## begin Records for the task

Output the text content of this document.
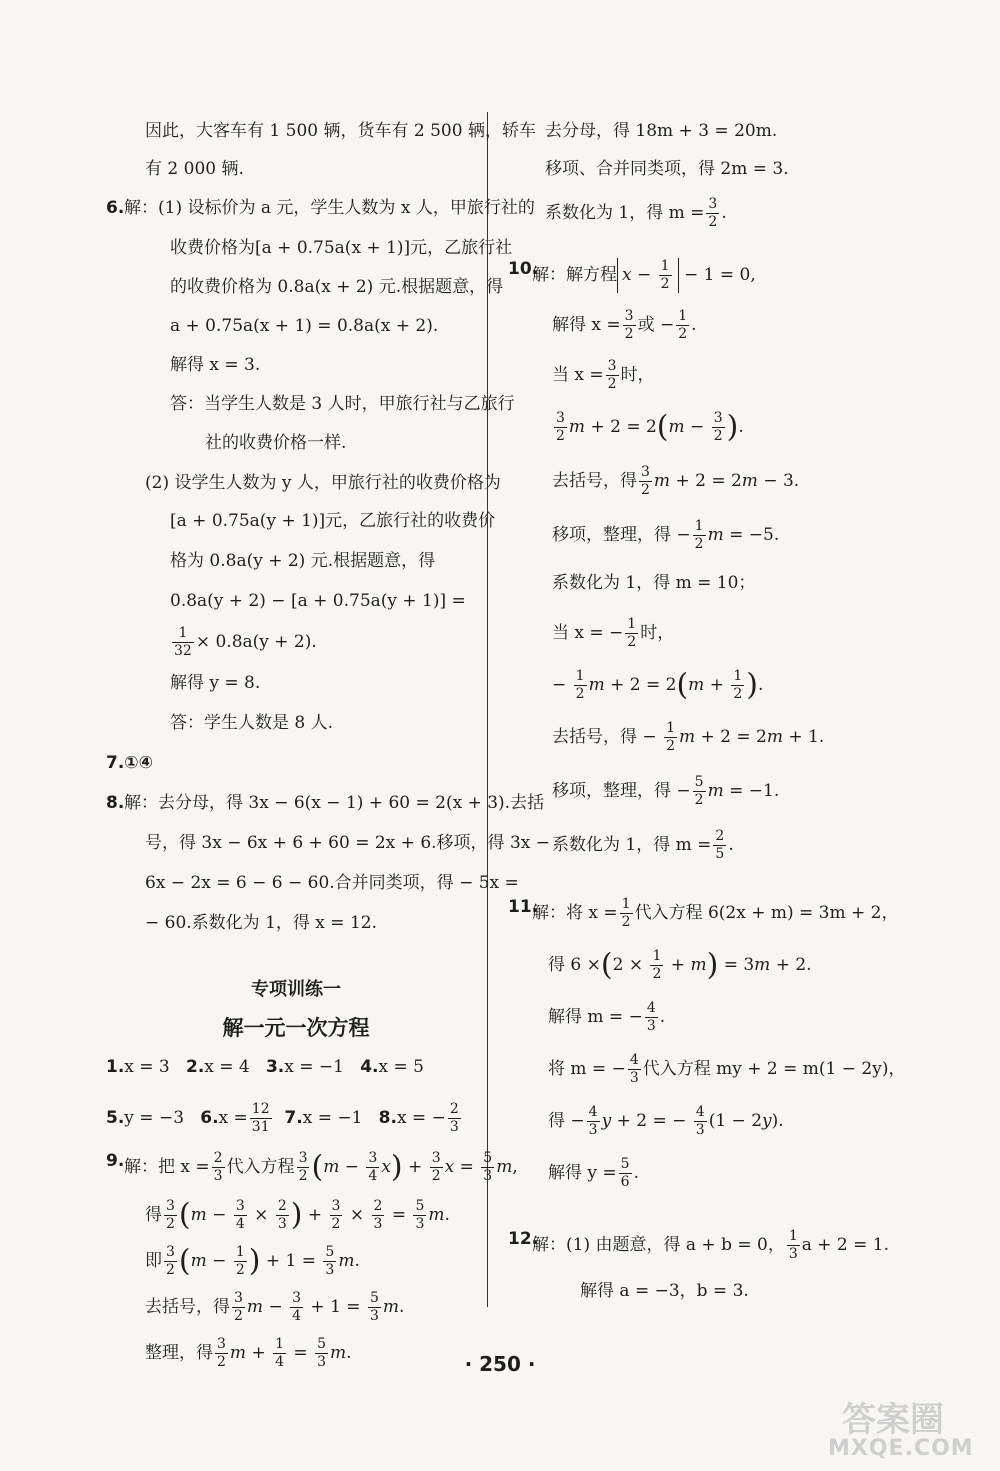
因此，大客车有 1 500 辆，货车有 2 500 辆，轿车
有 2 000 辆.
6. 解：(1) 设标价为 a 元，学生人数为 x 人，甲旅行社的
收费价格为[a + 0.75a(x + 1)]元，乙旅行社
的收费价格为 0.8a(x + 2) 元.根据题意，得
a + 0.75a(x + 1) = 0.8a(x + 2).
解得 x = 3.
答：当学生人数是 3 人时，甲旅行社与乙旅行
社的收费价格一样.
(2) 设学生人数为 y 人，甲旅行社的收费价格为
[a + 0.75a(y + 1)]元，乙旅行社的收费价
格为 0.8a(y + 2) 元.根据题意，得
0.8a(y + 2) − [a + 0.75a(y + 1)] =
$\frac{1}{32} \times 0.8a(y + 2)$.
解得 y = 8.
答：学生人数是 8 人.
7.①④
8. 解：去分母，得 3x − 6(x − 1) + 60 = 2(x + 3).去括
号，得 3x − 6x + 6 + 60 = 2x + 6.移项，得 3x −
6x − 2x = 6 − 6 − 60.合并同类项，得 − 5x =
− 60.系数化为 1，得 x = 12.
专项训练一
解一元一次方程
1.x = 3 2.x = 4 3.x = −1 4.x = 5
5.y = −3 $6.x = \frac{12}{31} 7.x = -1$ 8.x = − $\frac{2}{3}$
9. 解：把 $x = \frac{2}{3}$ 代入方程 $\frac{3}{2} (m - \frac{3}{4} x) + \frac{3}{2}$ $x = \frac{5}{3} m$,
得 $\frac{3}{2} (m - \frac{3}{4} \times \frac{2}{3}$ ) + $\frac{3}{2} \times \frac{2}{3} = \frac{5}{3} m$.
即 $\frac{3}{2} (m - \frac{1}{2}$ ) + $1 = \frac{5}{3} m$.
去括号，得 $\frac{3}{2}$ $m - \frac{3}{4} + 1 = \frac{5}{3} m$.
整理，得 $\frac{3}{2}$ $m + \frac{1}{4} = \frac{5}{3} m$.
去分母，得 18m + 3 = 20m.
移项、合并同类项，得 2m = 3.
系数化为 1，得 $m = \frac{3}{2}$ .
10.
解：解方程 $x - \frac{1}{2} - 1 = 0$,
解得 $x = \frac{3}{2}$ 或 − $\frac{1}{2}$ .
当 $x = \frac{3}{2}$ 时，
$\frac{3}{2}$ $m + 2 = 2(m - \frac{3}{2}$ ).
去括号，得 $\frac{3}{2}$ m + 2 = 2m − 3.
移项，整理，得 − $\frac{1}{2}$ m = −5.
系数化为 1，得 m = 10；
当 x = − $\frac{1}{2}$ 时，
− $\frac{1}{2}$ $m + 2 = 2(m + \frac{1}{2}$ ).
去括号，得 − $\frac{1}{2}$ m + 2 = 2m + 1.
移项，整理，得 − $\frac{5}{2}$ m = −1.
系数化为 1，得 $m = \frac{2}{5}$ .
11.
解：将 $x = \frac{1}{2}$ 代入方程 6(2x + m) = 3m + 2，
得 $6 \times(2 \times \frac{1}{2} + m) = 3m + 2$.
解得 m = − $\frac{4}{3}$ .
将 m = − $\frac{4}{3}$ 代入方程 my + 2 = m(1 − 2y)，
得 − $\frac{4}{3}$ y + 2 = − $\frac{4}{3} (1 - 2y)$.
解得 $y = \frac{5}{6}$ .
12.
解：(1) 由题意，得 a + b = 0， $\frac{1}{3}$ a + 2 = 1.
解得 a = −3，b = 3.
· 250 ·
答案圈
MXQE.COM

## end Records for the task

> [Task to carry out]: Write out the listing above exactly as it stands, pictures excluded.

> [Exercise answer]:
Output the text content of this document.
因此，大客车有 1 500 辆，货车有 2 500 辆，轿车
有 2 000 辆.
6. 解：(1) 设标价为 a 元，学生人数为 x 人，甲旅行社的
收费价格为[a + 0.75a(x + 1)]元，乙旅行社
的收费价格为 0.8a(x + 2) 元.根据题意，得
a + 0.75a(x + 1) = 0.8a(x + 2).
解得 x = 3.
答：当学生人数是 3 人时，甲旅行社与乙旅行
社的收费价格一样.
(2) 设学生人数为 y 人，甲旅行社的收费价格为
[a + 0.75a(y + 1)]元，乙旅行社的收费价
格为 0.8a(y + 2) 元.根据题意，得
0.8a(y + 2) − [a + 0.75a(y + 1)] =
$\frac{1}{32} \times 0.8a(y + 2)$.
解得 y = 8.
答：学生人数是 8 人.
7.①④
8. 解：去分母，得 3x − 6(x − 1) + 60 = 2(x + 3).去括
号，得 3x − 6x + 6 + 60 = 2x + 6.移项，得 3x −
6x − 2x = 6 − 6 − 60.合并同类项，得 − 5x =
− 60.系数化为 1，得 x = 12.
专项训练一
解一元一次方程
1.x = 3 2.x = 4 3.x = −1 4.x = 5
5.y = −3 $6.x = \frac{12}{31} 7.x = -1$ 8.x = − $\frac{2}{3}$
9. 解：把 $x = \frac{2}{3}$ 代入方程 $\frac{3}{2} (m - \frac{3}{4} x) + \frac{3}{2}$ $x = \frac{5}{3} m$,
得 $\frac{3}{2} (m - \frac{3}{4} \times \frac{2}{3}$ ) + $\frac{3}{2} \times \frac{2}{3} = \frac{5}{3} m$.
即 $\frac{3}{2} (m - \frac{1}{2}$ ) + $1 = \frac{5}{3} m$.
去括号，得 $\frac{3}{2}$ $m - \frac{3}{4} + 1 = \frac{5}{3} m$.
整理，得 $\frac{3}{2}$ $m + \frac{1}{4} = \frac{5}{3} m$.
去分母，得 18m + 3 = 20m.
移项、合并同类项，得 2m = 3.
系数化为 1，得 $m = \frac{3}{2}$ .
10.
解：解方程 $x - \frac{1}{2} - 1 = 0$,
解得 $x = \frac{3}{2}$ 或 − $\frac{1}{2}$ .
当 $x = \frac{3}{2}$ 时，
$\frac{3}{2}$ $m + 2 = 2(m - \frac{3}{2}$ ).
去括号，得 $\frac{3}{2}$ m + 2 = 2m − 3.
移项，整理，得 − $\frac{1}{2}$ m = −5.
系数化为 1，得 m = 10；
当 x = − $\frac{1}{2}$ 时，
− $\frac{1}{2}$ $m + 2 = 2(m + \frac{1}{2}$ ).
去括号，得 − $\frac{1}{2}$ m + 2 = 2m + 1.
移项，整理，得 − $\frac{5}{2}$ m = −1.
系数化为 1，得 $m = \frac{2}{5}$ .
11.
解：将 $x = \frac{1}{2}$ 代入方程 6(2x + m) = 3m + 2，
得 $6 \times(2 \times \frac{1}{2} + m) = 3m + 2$.
解得 m = − $\frac{4}{3}$ .
将 m = − $\frac{4}{3}$ 代入方程 my + 2 = m(1 − 2y)，
得 − $\frac{4}{3}$ y + 2 = − $\frac{4}{3} (1 - 2y)$.
解得 $y = \frac{5}{6}$ .
12.
解：(1) 由题意，得 a + b = 0， $\frac{1}{3}$ a + 2 = 1.
解得 a = −3，b = 3.
· 250 ·
答案圈
MXQE.COM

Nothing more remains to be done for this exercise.